··· Task input

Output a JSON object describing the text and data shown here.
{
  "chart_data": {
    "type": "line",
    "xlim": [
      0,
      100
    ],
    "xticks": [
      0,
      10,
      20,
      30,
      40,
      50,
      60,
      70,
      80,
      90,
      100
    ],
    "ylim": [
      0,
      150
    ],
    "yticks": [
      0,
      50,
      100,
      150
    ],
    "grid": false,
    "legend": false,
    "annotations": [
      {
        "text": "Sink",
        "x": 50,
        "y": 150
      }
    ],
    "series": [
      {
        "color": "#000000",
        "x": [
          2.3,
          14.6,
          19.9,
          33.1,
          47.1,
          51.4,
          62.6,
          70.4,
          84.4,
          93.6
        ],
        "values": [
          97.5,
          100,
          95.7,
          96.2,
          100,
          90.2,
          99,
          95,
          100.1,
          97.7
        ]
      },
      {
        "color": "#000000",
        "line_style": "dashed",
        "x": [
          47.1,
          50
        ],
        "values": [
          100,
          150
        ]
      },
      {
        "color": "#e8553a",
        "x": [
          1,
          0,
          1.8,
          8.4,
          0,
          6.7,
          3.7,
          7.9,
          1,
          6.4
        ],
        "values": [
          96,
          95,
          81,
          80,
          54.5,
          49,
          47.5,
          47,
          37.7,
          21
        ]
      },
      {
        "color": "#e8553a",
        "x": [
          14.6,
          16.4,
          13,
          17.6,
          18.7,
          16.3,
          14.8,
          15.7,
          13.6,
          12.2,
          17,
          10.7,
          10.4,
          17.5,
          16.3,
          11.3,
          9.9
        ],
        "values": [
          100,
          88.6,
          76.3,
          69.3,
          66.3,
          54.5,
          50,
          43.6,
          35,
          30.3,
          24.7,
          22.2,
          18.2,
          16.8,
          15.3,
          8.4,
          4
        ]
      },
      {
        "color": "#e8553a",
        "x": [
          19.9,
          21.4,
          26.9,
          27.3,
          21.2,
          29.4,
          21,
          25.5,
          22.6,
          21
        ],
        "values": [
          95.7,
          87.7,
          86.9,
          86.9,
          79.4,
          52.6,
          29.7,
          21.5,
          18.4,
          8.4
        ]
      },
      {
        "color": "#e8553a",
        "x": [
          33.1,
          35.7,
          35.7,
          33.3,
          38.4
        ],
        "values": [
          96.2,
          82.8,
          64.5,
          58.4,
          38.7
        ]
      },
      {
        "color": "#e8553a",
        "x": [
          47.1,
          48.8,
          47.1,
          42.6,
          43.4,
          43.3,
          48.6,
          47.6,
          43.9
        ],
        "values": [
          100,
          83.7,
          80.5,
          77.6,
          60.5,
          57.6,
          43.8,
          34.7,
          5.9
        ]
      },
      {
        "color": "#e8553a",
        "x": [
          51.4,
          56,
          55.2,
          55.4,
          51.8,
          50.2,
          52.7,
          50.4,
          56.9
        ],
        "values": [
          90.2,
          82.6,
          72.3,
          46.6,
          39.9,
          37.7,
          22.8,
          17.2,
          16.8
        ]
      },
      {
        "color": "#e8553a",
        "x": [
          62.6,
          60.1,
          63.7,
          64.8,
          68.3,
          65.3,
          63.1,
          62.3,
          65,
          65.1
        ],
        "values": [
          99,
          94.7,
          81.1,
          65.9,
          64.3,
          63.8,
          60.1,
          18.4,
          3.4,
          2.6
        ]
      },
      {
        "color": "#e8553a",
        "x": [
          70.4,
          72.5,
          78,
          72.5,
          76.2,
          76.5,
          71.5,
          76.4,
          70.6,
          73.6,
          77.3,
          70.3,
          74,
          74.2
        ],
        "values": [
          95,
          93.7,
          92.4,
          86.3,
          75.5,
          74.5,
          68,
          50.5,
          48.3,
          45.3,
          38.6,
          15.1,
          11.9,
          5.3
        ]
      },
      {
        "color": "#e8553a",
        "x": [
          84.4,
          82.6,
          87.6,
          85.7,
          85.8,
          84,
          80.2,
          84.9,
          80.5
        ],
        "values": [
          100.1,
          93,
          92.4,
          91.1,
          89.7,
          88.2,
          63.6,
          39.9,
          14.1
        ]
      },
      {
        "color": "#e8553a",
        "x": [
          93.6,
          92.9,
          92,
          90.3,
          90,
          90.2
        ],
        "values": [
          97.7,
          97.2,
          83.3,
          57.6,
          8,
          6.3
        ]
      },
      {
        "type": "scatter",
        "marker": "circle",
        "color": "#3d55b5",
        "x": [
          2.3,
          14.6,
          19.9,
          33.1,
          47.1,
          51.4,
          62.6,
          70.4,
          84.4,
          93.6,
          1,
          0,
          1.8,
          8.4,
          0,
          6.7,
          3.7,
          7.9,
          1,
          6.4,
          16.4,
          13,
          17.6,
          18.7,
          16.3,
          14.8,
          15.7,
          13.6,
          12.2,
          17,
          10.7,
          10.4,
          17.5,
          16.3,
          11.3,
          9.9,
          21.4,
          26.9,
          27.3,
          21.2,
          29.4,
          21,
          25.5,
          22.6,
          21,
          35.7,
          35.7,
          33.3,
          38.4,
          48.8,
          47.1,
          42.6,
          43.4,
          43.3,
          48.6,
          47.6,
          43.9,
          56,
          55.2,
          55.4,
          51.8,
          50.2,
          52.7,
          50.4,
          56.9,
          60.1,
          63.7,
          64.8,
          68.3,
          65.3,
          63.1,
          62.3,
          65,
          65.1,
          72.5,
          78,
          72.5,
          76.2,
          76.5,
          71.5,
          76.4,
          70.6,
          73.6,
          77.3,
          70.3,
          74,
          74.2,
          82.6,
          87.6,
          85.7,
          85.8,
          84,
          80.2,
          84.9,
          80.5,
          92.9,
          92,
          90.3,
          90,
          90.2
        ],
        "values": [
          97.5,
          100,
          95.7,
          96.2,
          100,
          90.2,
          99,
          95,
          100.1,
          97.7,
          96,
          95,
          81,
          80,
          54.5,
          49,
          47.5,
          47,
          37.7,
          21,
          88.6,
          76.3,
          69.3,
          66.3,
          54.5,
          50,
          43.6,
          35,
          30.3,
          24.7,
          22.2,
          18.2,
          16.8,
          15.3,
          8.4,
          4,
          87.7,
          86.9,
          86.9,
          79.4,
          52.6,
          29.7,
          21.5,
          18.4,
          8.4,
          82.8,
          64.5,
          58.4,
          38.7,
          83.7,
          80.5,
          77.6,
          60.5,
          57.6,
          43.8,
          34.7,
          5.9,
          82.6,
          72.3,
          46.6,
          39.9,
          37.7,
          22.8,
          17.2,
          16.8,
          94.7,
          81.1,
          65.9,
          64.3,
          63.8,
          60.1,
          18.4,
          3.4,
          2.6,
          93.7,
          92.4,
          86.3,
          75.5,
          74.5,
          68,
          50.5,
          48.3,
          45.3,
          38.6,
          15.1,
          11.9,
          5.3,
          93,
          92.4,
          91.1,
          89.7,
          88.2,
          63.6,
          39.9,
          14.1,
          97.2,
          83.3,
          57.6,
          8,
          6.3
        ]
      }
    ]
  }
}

······

● **What the task requires**
Reproduce all of the data exactly as given.

● **Full output**
Output a JSON object describing the text and data shown here.
{
  "chart_data": {
    "type": "line",
    "xlim": [
      0,
      100
    ],
    "xticks": [
      0,
      10,
      20,
      30,
      40,
      50,
      60,
      70,
      80,
      90,
      100
    ],
    "ylim": [
      0,
      150
    ],
    "yticks": [
      0,
      50,
      100,
      150
    ],
    "grid": false,
    "legend": false,
    "annotations": [
      {
        "text": "Sink",
        "x": 50,
        "y": 150
      }
    ],
    "series": [
      {
        "color": "#000000",
        "x": [
          2.3,
          14.6,
          19.9,
          33.1,
          47.1,
          51.4,
          62.6,
          70.4,
          84.4,
          93.6
        ],
        "values": [
          97.5,
          100,
          95.7,
          96.2,
          100,
          90.2,
          99,
          95,
          100.1,
          97.7
        ]
      },
      {
        "color": "#000000",
        "line_style": "dashed",
        "x": [
          47.1,
          50
        ],
        "values": [
          100,
          150
        ]
      },
      {
        "color": "#e8553a",
        "x": [
          1,
          0,
          1.8,
          8.4,
          0,
          6.7,
          3.7,
          7.9,
          1,
          6.4
        ],
        "values": [
          96,
          95,
          81,
          80,
          54.5,
          49,
          47.5,
          47,
          37.7,
          21
        ]
      },
      {
        "color": "#e8553a",
        "x": [
          14.6,
          16.4,
          13,
          17.6,
          18.7,
          16.3,
          14.8,
          15.7,
          13.6,
          12.2,
          17,
          10.7,
          10.4,
          17.5,
          16.3,
          11.3,
          9.9
        ],
        "values": [
          100,
          88.6,
          76.3,
          69.3,
          66.3,
          54.5,
          50,
          43.6,
          35,
          30.3,
          24.7,
          22.2,
          18.2,
          16.8,
          15.3,
          8.4,
          4
        ]
      },
      {
        "color": "#e8553a",
        "x": [
          19.9,
          21.4,
          26.9,
          27.3,
          21.2,
          29.4,
          21,
          25.5,
          22.6,
          21
        ],
        "values": [
          95.7,
          87.7,
          86.9,
          86.9,
          79.4,
          52.6,
          29.7,
          21.5,
          18.4,
          8.4
        ]
      },
      {
        "color": "#e8553a",
        "x": [
          33.1,
          35.7,
          35.7,
          33.3,
          38.4
        ],
        "values": [
          96.2,
          82.8,
          64.5,
          58.4,
          38.7
        ]
      },
      {
        "color": "#e8553a",
        "x": [
          47.1,
          48.8,
          47.1,
          42.6,
          43.4,
          43.3,
          48.6,
          47.6,
          43.9
        ],
        "values": [
          100,
          83.7,
          80.5,
          77.6,
          60.5,
          57.6,
          43.8,
          34.7,
          5.9
        ]
      },
      {
        "color": "#e8553a",
        "x": [
          51.4,
          56,
          55.2,
          55.4,
          51.8,
          50.2,
          52.7,
          50.4,
          56.9
        ],
        "values": [
          90.2,
          82.6,
          72.3,
          46.6,
          39.9,
          37.7,
          22.8,
          17.2,
          16.8
        ]
      },
      {
        "color": "#e8553a",
        "x": [
          62.6,
          60.1,
          63.7,
          64.8,
          68.3,
          65.3,
          63.1,
          62.3,
          65,
          65.1
        ],
        "values": [
          99,
          94.7,
          81.1,
          65.9,
          64.3,
          63.8,
          60.1,
          18.4,
          3.4,
          2.6
        ]
      },
      {
        "color": "#e8553a",
        "x": [
          70.4,
          72.5,
          78,
          72.5,
          76.2,
          76.5,
          71.5,
          76.4,
          70.6,
          73.6,
          77.3,
          70.3,
          74,
          74.2
        ],
        "values": [
          95,
          93.7,
          92.4,
          86.3,
          75.5,
          74.5,
          68,
          50.5,
          48.3,
          45.3,
          38.6,
          15.1,
          11.9,
          5.3
        ]
      },
      {
        "color": "#e8553a",
        "x": [
          84.4,
          82.6,
          87.6,
          85.7,
          85.8,
          84,
          80.2,
          84.9,
          80.5
        ],
        "values": [
          100.1,
          93,
          92.4,
          91.1,
          89.7,
          88.2,
          63.6,
          39.9,
          14.1
        ]
      },
      {
        "color": "#e8553a",
        "x": [
          93.6,
          92.9,
          92,
          90.3,
          90,
          90.2
        ],
        "values": [
          97.7,
          97.2,
          83.3,
          57.6,
          8,
          6.3
        ]
      },
      {
        "type": "scatter",
        "marker": "circle",
        "color": "#3d55b5",
        "x": [
          2.3,
          14.6,
          19.9,
          33.1,
          47.1,
          51.4,
          62.6,
          70.4,
          84.4,
          93.6,
          1,
          0,
          1.8,
          8.4,
          0,
          6.7,
          3.7,
          7.9,
          1,
          6.4,
          16.4,
          13,
          17.6,
          18.7,
          16.3,
          14.8,
          15.7,
          13.6,
          12.2,
          17,
          10.7,
          10.4,
          17.5,
          16.3,
          11.3,
          9.9,
          21.4,
          26.9,
          27.3,
          21.2,
          29.4,
          21,
          25.5,
          22.6,
          21,
          35.7,
          35.7,
          33.3,
          38.4,
          48.8,
          47.1,
          42.6,
          43.4,
          43.3,
          48.6,
          47.6,
          43.9,
          56,
          55.2,
          55.4,
          51.8,
          50.2,
          52.7,
          50.4,
          56.9,
          60.1,
          63.7,
          64.8,
          68.3,
          65.3,
          63.1,
          62.3,
          65,
          65.1,
          72.5,
          78,
          72.5,
          76.2,
          76.5,
          71.5,
          76.4,
          70.6,
          73.6,
          77.3,
          70.3,
          74,
          74.2,
          82.6,
          87.6,
          85.7,
          85.8,
          84,
          80.2,
          84.9,
          80.5,
          92.9,
          92,
          90.3,
          90,
          90.2
        ],
        "values": [
          97.5,
          100,
          95.7,
          96.2,
          100,
          90.2,
          99,
          95,
          100.1,
          97.7,
          96,
          95,
          81,
          80,
          54.5,
          49,
          47.5,
          47,
          37.7,
          21,
          88.6,
          76.3,
          69.3,
          66.3,
          54.5,
          50,
          43.6,
          35,
          30.3,
          24.7,
          22.2,
          18.2,
          16.8,
          15.3,
          8.4,
          4,
          87.7,
          86.9,
          86.9,
          79.4,
          52.6,
          29.7,
          21.5,
          18.4,
          8.4,
          82.8,
          64.5,
          58.4,
          38.7,
          83.7,
          80.5,
          77.6,
          60.5,
          57.6,
          43.8,
          34.7,
          5.9,
          82.6,
          72.3,
          46.6,
          39.9,
          37.7,
          22.8,
          17.2,
          16.8,
          94.7,
          81.1,
          65.9,
          64.3,
          63.8,
          60.1,
          18.4,
          3.4,
          2.6,
          93.7,
          92.4,
          86.3,
          75.5,
          74.5,
          68,
          50.5,
          48.3,
          45.3,
          38.6,
          15.1,
          11.9,
          5.3,
          93,
          92.4,
          91.1,
          89.7,
          88.2,
          63.6,
          39.9,
          14.1,
          97.2,
          83.3,
          57.6,
          8,
          6.3
        ]
      }
    ]
  }
}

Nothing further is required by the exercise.